Rows from a figure dataset:
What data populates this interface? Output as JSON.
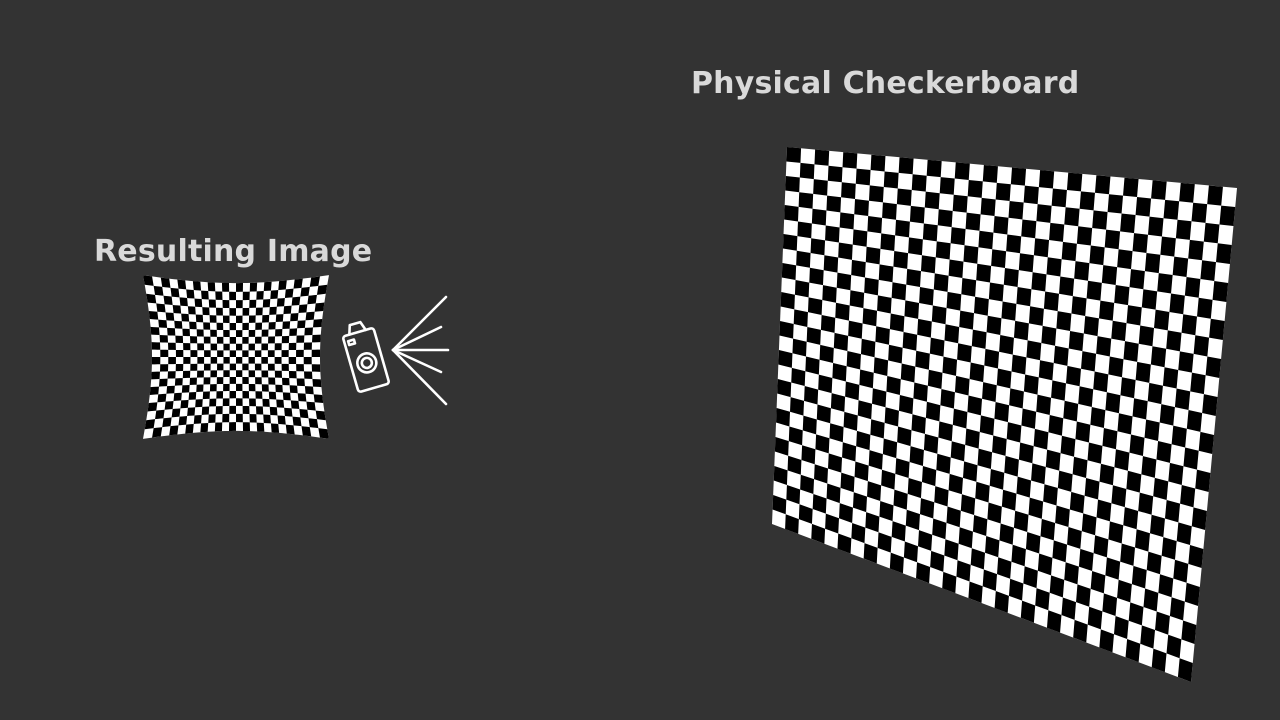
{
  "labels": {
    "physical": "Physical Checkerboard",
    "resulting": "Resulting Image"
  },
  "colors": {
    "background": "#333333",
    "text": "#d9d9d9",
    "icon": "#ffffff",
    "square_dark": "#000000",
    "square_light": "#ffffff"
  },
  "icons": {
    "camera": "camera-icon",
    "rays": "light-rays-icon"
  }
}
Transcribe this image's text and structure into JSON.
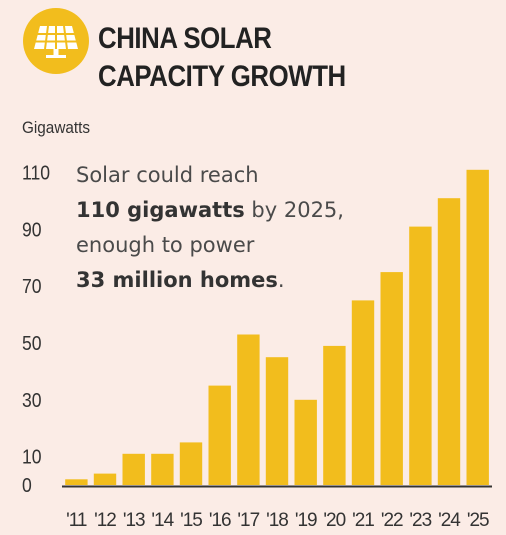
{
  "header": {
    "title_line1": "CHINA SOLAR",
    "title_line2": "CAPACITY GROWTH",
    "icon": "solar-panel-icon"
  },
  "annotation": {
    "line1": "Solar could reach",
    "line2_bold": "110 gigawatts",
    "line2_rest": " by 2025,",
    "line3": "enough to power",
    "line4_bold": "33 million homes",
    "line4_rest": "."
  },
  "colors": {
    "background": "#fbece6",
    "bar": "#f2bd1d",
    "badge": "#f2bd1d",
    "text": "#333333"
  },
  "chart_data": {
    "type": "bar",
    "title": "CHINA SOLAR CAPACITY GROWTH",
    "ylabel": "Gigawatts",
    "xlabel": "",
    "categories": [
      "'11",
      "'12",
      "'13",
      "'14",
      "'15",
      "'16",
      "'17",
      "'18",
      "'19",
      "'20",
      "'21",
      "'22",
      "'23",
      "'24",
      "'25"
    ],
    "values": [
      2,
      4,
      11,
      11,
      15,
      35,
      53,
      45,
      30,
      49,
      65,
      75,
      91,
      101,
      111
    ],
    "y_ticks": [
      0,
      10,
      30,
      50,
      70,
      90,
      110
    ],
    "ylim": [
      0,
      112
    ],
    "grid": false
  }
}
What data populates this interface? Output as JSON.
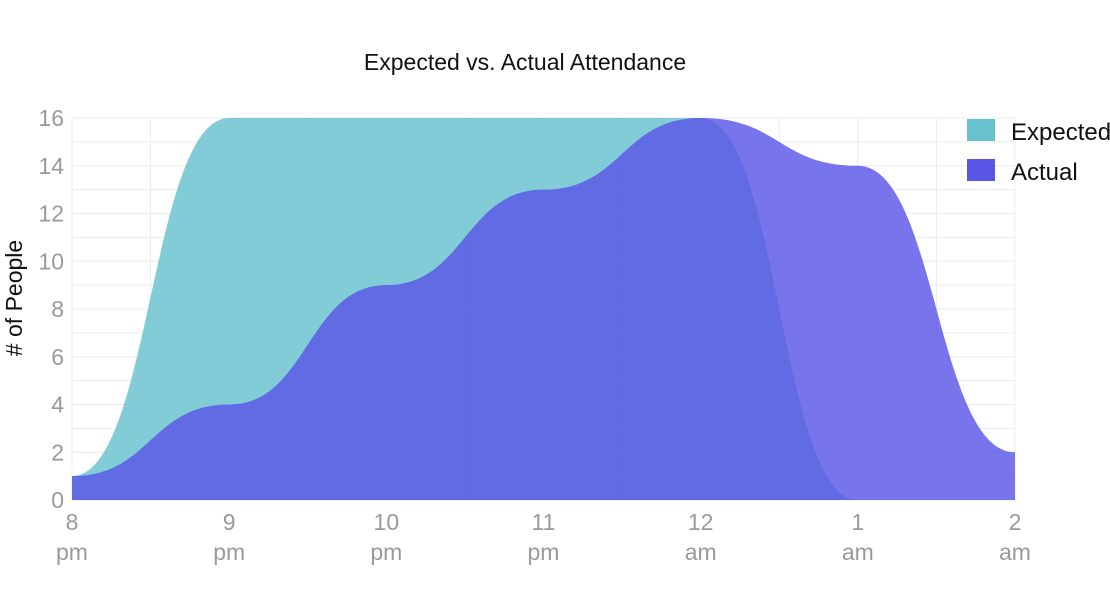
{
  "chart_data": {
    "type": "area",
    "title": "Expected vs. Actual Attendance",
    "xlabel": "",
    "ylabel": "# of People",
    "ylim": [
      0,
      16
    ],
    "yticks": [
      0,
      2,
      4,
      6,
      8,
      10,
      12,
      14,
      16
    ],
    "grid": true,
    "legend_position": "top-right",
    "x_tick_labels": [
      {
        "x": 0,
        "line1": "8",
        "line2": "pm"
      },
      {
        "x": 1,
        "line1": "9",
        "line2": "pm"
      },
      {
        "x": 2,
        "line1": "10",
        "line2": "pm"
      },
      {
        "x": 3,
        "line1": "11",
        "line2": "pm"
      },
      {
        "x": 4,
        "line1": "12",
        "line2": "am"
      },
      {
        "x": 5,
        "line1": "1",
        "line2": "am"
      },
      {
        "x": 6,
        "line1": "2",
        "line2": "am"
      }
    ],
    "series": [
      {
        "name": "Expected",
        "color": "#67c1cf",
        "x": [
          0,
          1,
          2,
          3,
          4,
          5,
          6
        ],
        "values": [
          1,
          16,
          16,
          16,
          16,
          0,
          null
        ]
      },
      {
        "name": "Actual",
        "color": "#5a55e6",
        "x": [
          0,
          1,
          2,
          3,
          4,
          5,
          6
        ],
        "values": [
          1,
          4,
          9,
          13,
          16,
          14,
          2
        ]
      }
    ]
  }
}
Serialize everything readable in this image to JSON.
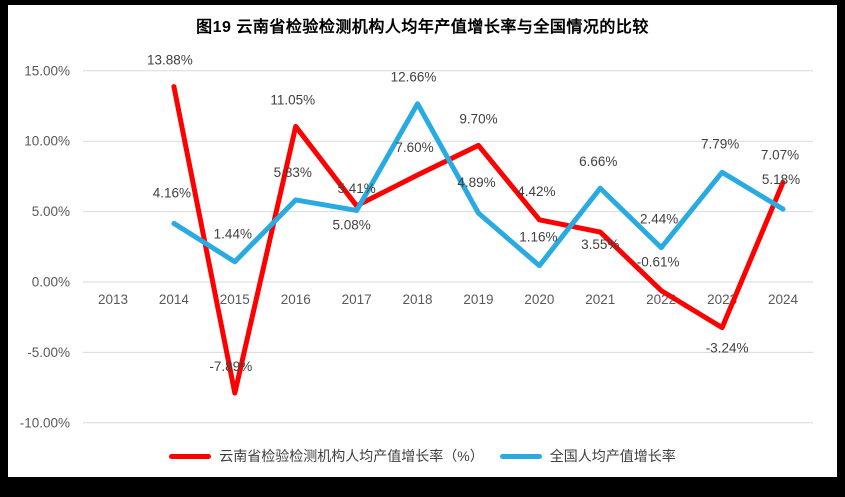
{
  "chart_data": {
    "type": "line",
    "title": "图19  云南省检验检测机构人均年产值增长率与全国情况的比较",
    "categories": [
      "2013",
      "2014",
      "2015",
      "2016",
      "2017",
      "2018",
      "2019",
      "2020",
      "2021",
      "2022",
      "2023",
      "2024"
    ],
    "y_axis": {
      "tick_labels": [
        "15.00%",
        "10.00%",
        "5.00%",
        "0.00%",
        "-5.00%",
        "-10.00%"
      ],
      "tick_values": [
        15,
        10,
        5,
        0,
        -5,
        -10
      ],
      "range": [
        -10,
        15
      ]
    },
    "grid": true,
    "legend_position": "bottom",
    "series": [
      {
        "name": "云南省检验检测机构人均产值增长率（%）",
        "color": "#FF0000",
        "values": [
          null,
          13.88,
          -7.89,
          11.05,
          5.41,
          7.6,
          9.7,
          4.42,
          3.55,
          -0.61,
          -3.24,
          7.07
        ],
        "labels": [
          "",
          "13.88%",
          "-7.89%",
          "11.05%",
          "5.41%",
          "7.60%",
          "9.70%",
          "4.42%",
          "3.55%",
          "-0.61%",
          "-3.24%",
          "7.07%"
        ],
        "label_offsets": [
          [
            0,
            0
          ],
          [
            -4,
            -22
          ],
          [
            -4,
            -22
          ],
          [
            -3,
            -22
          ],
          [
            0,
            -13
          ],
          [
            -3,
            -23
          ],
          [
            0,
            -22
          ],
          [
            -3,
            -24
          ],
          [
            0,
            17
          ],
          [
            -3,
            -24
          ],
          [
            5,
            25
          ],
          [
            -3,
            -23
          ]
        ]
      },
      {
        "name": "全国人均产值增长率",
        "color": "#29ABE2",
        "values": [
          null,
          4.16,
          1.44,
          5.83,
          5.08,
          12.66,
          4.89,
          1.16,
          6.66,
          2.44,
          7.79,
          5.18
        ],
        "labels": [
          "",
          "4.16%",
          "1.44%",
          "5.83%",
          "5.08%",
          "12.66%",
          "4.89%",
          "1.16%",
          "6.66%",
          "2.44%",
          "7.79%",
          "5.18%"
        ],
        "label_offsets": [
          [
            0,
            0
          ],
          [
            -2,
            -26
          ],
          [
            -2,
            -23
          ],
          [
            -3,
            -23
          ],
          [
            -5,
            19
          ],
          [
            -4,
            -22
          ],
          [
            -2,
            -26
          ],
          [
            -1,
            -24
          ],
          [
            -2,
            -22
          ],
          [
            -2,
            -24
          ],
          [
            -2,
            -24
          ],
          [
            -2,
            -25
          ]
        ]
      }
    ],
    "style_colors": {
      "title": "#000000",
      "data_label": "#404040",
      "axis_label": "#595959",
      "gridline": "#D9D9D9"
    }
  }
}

● REQUIREMENT
Every line is to be duplicated exactly, though pictures stay out.

● FULL ANSWER
What data populates this interface? Output as JSON.
{
  "labels": {
    "physical": "Physical Checkerboard",
    "resulting": "Resulting Image"
  },
  "colors": {
    "background": "#333333",
    "text": "#d9d9d9",
    "icon": "#ffffff",
    "square_dark": "#000000",
    "square_light": "#ffffff"
  },
  "icons": {
    "camera": "camera-icon",
    "rays": "light-rays-icon"
  }
}
Transcribe this image's text and structure into JSON.
{
  "header": {
    "title_line1": "CHINA SOLAR",
    "title_line2": "CAPACITY GROWTH",
    "icon": "solar-panel-icon"
  },
  "annotation": {
    "line1": "Solar could reach",
    "line2_bold": "110 gigawatts",
    "line2_rest": " by 2025,",
    "line3": "enough to power",
    "line4_bold": "33 million homes",
    "line4_rest": "."
  },
  "colors": {
    "background": "#fbece6",
    "bar": "#f2bd1d",
    "badge": "#f2bd1d",
    "text": "#333333"
  },
  "chart_data": {
    "type": "bar",
    "title": "CHINA SOLAR CAPACITY GROWTH",
    "ylabel": "Gigawatts",
    "xlabel": "",
    "categories": [
      "'11",
      "'12",
      "'13",
      "'14",
      "'15",
      "'16",
      "'17",
      "'18",
      "'19",
      "'20",
      "'21",
      "'22",
      "'23",
      "'24",
      "'25"
    ],
    "values": [
      2,
      4,
      11,
      11,
      15,
      35,
      53,
      45,
      30,
      49,
      65,
      75,
      91,
      101,
      111
    ],
    "y_ticks": [
      0,
      10,
      30,
      50,
      70,
      90,
      110
    ],
    "ylim": [
      0,
      112
    ],
    "grid": false
  }
}
What data populates this interface? Output as JSON.
{
  "chart_data": {
    "type": "area",
    "title": "Expected vs. Actual Attendance",
    "xlabel": "",
    "ylabel": "# of People",
    "ylim": [
      0,
      16
    ],
    "yticks": [
      0,
      2,
      4,
      6,
      8,
      10,
      12,
      14,
      16
    ],
    "grid": true,
    "legend_position": "top-right",
    "x_tick_labels": [
      {
        "x": 0,
        "line1": "8",
        "line2": "pm"
      },
      {
        "x": 1,
        "line1": "9",
        "line2": "pm"
      },
      {
        "x": 2,
        "line1": "10",
        "line2": "pm"
      },
      {
        "x": 3,
        "line1": "11",
        "line2": "pm"
      },
      {
        "x": 4,
        "line1": "12",
        "line2": "am"
      },
      {
        "x": 5,
        "line1": "1",
        "line2": "am"
      },
      {
        "x": 6,
        "line1": "2",
        "line2": "am"
      }
    ],
    "series": [
      {
        "name": "Expected",
        "color": "#67c1cf",
        "x": [
          0,
          1,
          2,
          3,
          4,
          5,
          6
        ],
        "values": [
          1,
          16,
          16,
          16,
          16,
          0,
          null
        ]
      },
      {
        "name": "Actual",
        "color": "#5a55e6",
        "x": [
          0,
          1,
          2,
          3,
          4,
          5,
          6
        ],
        "values": [
          1,
          4,
          9,
          13,
          16,
          14,
          2
        ]
      }
    ]
  }
}
Serialize everything readable in this image to JSON.
{
  "chart_data": {
    "type": "line",
    "title": "图19  云南省检验检测机构人均年产值增长率与全国情况的比较",
    "categories": [
      "2013",
      "2014",
      "2015",
      "2016",
      "2017",
      "2018",
      "2019",
      "2020",
      "2021",
      "2022",
      "2023",
      "2024"
    ],
    "y_axis": {
      "tick_labels": [
        "15.00%",
        "10.00%",
        "5.00%",
        "0.00%",
        "-5.00%",
        "-10.00%"
      ],
      "tick_values": [
        15,
        10,
        5,
        0,
        -5,
        -10
      ],
      "range": [
        -10,
        15
      ]
    },
    "grid": true,
    "legend_position": "bottom",
    "series": [
      {
        "name": "云南省检验检测机构人均产值增长率（%）",
        "color": "#FF0000",
        "values": [
          null,
          13.88,
          -7.89,
          11.05,
          5.41,
          7.6,
          9.7,
          4.42,
          3.55,
          -0.61,
          -3.24,
          7.07
        ],
        "labels": [
          "",
          "13.88%",
          "-7.89%",
          "11.05%",
          "5.41%",
          "7.60%",
          "9.70%",
          "4.42%",
          "3.55%",
          "-0.61%",
          "-3.24%",
          "7.07%"
        ],
        "label_offsets": [
          [
            0,
            0
          ],
          [
            -4,
            -22
          ],
          [
            -4,
            -22
          ],
          [
            -3,
            -22
          ],
          [
            0,
            -13
          ],
          [
            -3,
            -23
          ],
          [
            0,
            -22
          ],
          [
            -3,
            -24
          ],
          [
            0,
            17
          ],
          [
            -3,
            -24
          ],
          [
            5,
            25
          ],
          [
            -3,
            -23
          ]
        ]
      },
      {
        "name": "全国人均产值增长率",
        "color": "#29ABE2",
        "values": [
          null,
          4.16,
          1.44,
          5.83,
          5.08,
          12.66,
          4.89,
          1.16,
          6.66,
          2.44,
          7.79,
          5.18
        ],
        "labels": [
          "",
          "4.16%",
          "1.44%",
          "5.83%",
          "5.08%",
          "12.66%",
          "4.89%",
          "1.16%",
          "6.66%",
          "2.44%",
          "7.79%",
          "5.18%"
        ],
        "label_offsets": [
          [
            0,
            0
          ],
          [
            -2,
            -26
          ],
          [
            -2,
            -23
          ],
          [
            -3,
            -23
          ],
          [
            -5,
            19
          ],
          [
            -4,
            -22
          ],
          [
            -2,
            -26
          ],
          [
            -1,
            -24
          ],
          [
            -2,
            -22
          ],
          [
            -2,
            -24
          ],
          [
            -2,
            -24
          ],
          [
            -2,
            -25
          ]
        ]
      }
    ],
    "style_colors": {
      "title": "#000000",
      "data_label": "#404040",
      "axis_label": "#595959",
      "gridline": "#D9D9D9"
    }
  }
}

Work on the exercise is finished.